• Record excerpts:
------------------------------------

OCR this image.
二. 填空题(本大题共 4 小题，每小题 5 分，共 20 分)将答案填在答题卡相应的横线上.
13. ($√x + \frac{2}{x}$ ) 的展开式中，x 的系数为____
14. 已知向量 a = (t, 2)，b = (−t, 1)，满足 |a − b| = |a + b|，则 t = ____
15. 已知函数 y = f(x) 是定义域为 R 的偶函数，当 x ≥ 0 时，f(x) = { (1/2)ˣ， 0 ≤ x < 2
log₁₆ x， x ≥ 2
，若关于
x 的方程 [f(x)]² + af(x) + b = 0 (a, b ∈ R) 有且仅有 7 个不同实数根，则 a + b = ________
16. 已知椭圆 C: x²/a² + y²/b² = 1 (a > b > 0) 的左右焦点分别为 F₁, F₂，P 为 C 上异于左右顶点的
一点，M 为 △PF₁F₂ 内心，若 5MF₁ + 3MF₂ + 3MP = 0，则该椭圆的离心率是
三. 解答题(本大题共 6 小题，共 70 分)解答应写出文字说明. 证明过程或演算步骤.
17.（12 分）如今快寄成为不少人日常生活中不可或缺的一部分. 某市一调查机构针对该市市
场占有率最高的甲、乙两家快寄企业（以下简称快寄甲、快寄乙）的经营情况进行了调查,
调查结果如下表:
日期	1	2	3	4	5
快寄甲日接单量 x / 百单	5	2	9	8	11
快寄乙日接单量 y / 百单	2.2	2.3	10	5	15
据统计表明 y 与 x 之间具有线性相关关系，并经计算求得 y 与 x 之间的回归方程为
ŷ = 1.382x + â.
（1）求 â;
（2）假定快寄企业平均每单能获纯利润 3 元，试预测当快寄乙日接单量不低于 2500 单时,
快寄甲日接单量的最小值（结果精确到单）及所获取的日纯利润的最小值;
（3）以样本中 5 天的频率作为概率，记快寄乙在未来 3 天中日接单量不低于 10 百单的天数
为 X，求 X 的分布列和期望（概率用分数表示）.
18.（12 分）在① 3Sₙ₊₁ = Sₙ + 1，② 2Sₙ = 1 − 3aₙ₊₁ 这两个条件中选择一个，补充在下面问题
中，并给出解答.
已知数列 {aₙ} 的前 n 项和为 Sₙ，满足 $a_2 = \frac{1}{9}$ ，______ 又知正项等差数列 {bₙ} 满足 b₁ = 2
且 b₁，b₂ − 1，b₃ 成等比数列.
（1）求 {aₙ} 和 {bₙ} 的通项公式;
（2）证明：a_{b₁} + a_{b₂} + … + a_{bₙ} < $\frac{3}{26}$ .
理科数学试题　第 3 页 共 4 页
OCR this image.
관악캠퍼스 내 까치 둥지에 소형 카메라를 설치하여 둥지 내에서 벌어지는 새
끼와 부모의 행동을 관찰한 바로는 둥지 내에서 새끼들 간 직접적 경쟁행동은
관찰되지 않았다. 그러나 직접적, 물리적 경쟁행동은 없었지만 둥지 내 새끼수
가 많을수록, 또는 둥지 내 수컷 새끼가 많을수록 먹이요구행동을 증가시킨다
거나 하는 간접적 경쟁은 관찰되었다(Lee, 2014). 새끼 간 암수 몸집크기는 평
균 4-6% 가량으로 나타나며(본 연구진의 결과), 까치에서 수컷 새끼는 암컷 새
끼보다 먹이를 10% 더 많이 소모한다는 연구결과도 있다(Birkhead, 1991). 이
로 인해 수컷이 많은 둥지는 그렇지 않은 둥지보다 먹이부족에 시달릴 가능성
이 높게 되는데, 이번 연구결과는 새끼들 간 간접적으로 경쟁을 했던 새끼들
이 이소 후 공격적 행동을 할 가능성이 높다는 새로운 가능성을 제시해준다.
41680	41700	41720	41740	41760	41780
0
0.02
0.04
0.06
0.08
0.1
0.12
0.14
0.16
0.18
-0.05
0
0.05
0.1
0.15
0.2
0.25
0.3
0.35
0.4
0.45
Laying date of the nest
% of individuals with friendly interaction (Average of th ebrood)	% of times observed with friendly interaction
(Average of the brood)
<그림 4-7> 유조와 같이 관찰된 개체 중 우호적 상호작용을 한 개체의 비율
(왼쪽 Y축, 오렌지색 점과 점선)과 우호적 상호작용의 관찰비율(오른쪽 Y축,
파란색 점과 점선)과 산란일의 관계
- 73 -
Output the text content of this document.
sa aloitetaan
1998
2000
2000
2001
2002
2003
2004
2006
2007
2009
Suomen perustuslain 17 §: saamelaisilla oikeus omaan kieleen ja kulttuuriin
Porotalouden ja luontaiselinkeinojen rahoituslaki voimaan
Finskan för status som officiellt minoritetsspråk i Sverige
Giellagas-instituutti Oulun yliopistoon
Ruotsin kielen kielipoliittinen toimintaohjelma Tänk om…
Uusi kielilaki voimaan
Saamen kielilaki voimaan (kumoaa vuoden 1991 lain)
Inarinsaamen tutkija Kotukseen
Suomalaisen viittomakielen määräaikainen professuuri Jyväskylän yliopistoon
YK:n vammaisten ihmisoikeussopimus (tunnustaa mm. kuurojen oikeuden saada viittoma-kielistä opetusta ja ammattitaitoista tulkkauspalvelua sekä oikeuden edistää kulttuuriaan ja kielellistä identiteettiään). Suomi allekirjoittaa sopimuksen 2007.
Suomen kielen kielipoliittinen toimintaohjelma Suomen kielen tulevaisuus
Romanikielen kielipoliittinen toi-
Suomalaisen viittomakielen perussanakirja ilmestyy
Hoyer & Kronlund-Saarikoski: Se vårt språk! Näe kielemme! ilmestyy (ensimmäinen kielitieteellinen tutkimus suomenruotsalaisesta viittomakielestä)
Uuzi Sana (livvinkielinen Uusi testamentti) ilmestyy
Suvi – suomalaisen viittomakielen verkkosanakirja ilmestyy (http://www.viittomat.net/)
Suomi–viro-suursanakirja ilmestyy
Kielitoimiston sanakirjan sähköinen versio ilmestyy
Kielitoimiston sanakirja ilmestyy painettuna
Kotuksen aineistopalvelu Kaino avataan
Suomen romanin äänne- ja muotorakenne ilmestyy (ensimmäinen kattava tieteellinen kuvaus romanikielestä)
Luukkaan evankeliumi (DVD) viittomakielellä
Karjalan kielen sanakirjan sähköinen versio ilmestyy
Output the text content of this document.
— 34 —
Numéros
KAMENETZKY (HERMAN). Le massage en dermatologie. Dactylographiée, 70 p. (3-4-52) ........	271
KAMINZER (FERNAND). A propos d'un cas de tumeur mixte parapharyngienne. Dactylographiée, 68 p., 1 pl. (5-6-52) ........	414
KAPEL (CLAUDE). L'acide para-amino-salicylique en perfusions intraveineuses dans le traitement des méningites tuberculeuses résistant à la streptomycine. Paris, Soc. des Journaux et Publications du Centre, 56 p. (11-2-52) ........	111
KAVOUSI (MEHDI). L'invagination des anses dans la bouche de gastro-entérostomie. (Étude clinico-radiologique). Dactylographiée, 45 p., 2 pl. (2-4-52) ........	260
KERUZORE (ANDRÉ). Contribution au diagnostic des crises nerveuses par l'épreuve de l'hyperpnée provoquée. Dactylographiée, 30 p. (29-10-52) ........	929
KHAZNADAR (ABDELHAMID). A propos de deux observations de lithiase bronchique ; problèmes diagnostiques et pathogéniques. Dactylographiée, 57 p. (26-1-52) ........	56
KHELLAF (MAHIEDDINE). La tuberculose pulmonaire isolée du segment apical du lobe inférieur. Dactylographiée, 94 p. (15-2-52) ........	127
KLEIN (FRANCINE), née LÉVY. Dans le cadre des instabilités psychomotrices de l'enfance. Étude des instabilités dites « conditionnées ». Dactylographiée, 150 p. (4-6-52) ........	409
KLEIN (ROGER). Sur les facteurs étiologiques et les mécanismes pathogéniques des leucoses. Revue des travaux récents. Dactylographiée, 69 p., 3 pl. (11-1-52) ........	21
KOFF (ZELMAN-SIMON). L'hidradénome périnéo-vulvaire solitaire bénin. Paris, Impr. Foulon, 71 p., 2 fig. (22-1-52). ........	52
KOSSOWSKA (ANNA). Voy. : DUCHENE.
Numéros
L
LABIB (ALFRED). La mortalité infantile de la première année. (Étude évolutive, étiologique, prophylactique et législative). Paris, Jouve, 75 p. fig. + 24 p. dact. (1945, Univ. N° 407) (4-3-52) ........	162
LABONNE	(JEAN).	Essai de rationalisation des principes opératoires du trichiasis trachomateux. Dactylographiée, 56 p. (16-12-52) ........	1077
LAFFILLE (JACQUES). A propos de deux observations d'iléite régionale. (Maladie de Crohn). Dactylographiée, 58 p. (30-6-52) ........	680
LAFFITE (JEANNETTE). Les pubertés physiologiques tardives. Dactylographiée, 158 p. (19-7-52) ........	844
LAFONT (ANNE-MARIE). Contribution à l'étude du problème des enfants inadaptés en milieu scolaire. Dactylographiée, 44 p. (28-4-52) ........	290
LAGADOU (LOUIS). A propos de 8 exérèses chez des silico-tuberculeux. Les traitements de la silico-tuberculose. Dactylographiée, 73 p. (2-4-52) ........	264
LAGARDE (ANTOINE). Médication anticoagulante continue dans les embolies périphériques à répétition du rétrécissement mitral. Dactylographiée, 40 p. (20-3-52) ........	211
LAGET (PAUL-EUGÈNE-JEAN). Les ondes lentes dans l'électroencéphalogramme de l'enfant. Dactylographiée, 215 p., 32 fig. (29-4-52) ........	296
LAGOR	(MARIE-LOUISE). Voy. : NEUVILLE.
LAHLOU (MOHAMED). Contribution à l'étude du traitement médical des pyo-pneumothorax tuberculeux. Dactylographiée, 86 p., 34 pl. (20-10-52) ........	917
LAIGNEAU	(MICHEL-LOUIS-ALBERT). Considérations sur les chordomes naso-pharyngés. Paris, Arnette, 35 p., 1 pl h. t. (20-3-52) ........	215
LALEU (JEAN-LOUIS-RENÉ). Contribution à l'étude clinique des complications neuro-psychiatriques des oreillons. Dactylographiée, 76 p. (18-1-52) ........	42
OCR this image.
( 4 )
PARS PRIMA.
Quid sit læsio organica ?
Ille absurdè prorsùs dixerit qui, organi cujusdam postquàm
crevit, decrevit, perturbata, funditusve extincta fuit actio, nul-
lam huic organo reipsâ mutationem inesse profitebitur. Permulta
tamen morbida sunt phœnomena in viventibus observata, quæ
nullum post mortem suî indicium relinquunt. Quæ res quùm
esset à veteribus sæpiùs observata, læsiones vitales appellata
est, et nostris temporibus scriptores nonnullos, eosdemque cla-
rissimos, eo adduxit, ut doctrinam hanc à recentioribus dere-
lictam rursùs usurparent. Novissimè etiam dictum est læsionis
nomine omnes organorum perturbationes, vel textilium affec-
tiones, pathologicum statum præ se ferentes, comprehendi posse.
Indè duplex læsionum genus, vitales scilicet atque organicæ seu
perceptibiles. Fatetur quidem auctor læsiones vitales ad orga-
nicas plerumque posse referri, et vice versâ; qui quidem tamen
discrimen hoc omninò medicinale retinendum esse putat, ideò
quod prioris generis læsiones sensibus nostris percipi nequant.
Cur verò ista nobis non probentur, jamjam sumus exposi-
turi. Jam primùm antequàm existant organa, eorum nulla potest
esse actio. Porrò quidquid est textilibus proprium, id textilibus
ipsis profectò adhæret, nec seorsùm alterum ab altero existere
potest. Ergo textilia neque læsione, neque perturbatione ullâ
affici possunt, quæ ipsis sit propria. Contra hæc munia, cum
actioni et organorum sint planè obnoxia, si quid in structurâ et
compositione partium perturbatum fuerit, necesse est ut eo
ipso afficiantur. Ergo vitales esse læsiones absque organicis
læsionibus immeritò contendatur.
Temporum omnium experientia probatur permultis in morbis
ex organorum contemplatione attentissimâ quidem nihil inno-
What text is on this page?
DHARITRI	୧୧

------------------------------------

• Set task: Extract every line containing the string "læsiones" from the data above.

• Problem solution:
esset à veteribus sæpiùs observata, læsiones vitales appellata
perceptibiles. Fatetur quidem auctor læsiones vitales ad orga-
quod prioris generis læsiones sensibus nostris percipi nequant.
ipso afficiantur. Ergo vitales esse læsiones absque organicis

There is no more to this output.